## BEGIN THE RECORDS

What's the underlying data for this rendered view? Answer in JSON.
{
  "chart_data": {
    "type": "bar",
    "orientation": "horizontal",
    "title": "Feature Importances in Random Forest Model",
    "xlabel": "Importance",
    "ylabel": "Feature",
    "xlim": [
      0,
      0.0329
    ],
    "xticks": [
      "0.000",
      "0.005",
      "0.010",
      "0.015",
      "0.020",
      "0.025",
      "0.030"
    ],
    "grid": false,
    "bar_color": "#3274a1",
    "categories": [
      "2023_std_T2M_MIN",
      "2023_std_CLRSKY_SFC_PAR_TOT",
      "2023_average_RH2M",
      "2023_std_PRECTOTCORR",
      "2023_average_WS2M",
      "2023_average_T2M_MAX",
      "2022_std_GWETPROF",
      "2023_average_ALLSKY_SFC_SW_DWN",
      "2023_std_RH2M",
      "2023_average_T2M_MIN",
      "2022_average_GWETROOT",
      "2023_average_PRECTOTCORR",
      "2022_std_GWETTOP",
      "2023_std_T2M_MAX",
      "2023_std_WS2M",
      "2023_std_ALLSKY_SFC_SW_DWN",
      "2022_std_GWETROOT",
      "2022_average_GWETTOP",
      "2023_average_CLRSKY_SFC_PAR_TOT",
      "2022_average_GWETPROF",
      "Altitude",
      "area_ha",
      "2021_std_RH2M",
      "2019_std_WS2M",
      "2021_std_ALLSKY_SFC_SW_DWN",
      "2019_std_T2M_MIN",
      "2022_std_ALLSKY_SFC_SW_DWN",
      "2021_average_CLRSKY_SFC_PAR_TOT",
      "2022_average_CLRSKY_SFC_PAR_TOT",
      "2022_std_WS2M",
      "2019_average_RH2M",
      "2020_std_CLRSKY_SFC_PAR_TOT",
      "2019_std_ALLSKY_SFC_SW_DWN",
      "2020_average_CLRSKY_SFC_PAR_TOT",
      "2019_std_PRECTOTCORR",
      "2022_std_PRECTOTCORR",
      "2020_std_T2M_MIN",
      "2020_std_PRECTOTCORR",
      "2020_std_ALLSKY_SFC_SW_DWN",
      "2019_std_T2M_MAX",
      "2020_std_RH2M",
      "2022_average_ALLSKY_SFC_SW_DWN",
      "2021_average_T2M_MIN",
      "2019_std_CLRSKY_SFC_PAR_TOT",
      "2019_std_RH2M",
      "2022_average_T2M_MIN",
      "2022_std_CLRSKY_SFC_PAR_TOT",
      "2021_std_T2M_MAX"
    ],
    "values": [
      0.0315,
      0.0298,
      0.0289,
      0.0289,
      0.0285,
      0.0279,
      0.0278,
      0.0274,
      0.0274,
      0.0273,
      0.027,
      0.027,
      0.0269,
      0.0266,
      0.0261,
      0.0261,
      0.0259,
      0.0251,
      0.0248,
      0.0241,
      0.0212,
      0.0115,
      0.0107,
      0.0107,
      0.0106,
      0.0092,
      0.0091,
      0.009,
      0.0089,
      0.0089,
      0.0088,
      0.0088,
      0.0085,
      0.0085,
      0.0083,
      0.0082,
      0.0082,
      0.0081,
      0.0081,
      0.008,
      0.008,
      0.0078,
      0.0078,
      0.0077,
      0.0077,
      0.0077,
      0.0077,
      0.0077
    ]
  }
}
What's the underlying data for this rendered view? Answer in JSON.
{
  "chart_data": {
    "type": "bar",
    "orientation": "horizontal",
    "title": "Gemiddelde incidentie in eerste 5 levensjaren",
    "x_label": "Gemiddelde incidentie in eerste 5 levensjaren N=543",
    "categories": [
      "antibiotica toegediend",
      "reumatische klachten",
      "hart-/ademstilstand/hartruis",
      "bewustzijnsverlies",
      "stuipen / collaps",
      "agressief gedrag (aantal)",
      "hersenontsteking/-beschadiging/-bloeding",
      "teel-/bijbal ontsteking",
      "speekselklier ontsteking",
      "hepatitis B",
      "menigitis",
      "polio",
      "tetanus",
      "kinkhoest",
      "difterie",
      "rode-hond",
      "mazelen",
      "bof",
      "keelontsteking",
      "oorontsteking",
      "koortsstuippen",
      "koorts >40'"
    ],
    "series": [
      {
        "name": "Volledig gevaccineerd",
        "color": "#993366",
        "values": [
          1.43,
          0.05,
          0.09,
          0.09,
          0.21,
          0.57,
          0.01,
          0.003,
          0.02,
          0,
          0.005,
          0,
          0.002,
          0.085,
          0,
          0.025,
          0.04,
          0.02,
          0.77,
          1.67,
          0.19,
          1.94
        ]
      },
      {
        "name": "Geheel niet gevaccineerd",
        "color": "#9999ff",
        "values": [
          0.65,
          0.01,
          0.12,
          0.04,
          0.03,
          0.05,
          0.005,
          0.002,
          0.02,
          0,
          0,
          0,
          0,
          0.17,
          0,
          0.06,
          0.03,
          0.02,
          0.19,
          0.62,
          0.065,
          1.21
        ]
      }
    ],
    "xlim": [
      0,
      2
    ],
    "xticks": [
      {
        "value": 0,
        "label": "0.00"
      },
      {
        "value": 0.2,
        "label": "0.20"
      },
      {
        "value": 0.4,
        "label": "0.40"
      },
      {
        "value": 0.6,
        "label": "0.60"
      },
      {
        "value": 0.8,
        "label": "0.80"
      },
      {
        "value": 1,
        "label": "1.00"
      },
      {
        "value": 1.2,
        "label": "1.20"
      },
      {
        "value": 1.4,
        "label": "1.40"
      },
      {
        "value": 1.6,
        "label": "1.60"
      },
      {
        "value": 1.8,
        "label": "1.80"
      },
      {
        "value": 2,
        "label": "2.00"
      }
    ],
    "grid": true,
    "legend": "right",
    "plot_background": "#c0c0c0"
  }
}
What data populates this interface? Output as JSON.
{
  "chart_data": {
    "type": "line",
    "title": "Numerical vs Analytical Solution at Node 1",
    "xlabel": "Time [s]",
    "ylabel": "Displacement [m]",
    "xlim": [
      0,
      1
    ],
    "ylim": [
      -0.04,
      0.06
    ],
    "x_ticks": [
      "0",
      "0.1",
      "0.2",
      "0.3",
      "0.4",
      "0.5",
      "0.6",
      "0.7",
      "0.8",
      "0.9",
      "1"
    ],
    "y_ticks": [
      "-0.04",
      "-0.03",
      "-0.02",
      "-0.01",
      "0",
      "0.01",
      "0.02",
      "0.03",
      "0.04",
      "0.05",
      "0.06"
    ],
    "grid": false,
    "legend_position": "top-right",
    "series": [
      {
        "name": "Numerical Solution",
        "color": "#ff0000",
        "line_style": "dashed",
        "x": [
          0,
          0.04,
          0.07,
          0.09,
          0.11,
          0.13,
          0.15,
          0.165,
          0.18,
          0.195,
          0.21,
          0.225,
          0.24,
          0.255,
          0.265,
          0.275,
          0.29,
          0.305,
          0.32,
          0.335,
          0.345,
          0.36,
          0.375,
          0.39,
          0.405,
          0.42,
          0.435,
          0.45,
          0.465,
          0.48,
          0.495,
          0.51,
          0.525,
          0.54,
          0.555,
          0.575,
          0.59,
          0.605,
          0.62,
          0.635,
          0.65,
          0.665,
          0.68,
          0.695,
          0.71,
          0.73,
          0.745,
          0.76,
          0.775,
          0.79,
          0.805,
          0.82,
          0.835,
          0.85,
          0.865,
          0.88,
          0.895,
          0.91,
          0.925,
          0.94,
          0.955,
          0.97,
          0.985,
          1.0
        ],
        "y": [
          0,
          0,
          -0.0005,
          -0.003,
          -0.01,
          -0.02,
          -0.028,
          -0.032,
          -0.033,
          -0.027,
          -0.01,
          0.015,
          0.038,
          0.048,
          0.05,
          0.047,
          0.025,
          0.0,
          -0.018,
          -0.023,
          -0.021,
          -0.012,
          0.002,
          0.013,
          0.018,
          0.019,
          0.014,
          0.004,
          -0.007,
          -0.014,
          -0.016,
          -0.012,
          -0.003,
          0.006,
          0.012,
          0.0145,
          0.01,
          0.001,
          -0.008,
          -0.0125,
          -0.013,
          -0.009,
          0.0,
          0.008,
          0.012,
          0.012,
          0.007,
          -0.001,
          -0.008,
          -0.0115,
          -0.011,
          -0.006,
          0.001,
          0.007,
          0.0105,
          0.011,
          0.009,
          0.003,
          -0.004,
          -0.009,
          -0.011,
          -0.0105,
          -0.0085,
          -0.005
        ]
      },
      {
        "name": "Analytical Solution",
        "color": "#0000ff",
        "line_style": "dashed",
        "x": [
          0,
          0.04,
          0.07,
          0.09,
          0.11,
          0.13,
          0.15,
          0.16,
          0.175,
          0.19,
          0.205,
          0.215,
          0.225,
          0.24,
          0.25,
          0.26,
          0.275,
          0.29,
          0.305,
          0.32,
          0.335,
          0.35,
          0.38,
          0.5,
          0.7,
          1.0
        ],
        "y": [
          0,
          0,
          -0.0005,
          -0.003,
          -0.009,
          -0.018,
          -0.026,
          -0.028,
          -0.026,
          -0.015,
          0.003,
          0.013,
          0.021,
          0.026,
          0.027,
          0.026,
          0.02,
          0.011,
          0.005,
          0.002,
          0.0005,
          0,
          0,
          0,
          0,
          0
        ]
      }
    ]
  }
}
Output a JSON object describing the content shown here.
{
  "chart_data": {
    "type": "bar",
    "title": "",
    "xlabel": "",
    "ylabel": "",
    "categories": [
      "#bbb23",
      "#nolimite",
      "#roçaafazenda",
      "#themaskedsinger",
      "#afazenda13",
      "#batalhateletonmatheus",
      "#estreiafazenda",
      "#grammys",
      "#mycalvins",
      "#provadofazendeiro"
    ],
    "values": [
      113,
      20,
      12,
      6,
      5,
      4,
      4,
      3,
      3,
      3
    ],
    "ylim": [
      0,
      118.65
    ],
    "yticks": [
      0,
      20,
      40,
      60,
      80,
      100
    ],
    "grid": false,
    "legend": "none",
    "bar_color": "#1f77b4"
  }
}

## END THE RECORDS

GIVEN PROBLEM:
Copy out all lines above that include the string "Gemiddelde".

TASK SOLUTION:
    "title": "Gemiddelde incidentie in eerste 5 levensjaren",
    "x_label": "Gemiddelde incidentie in eerste 5 levensjaren N=543",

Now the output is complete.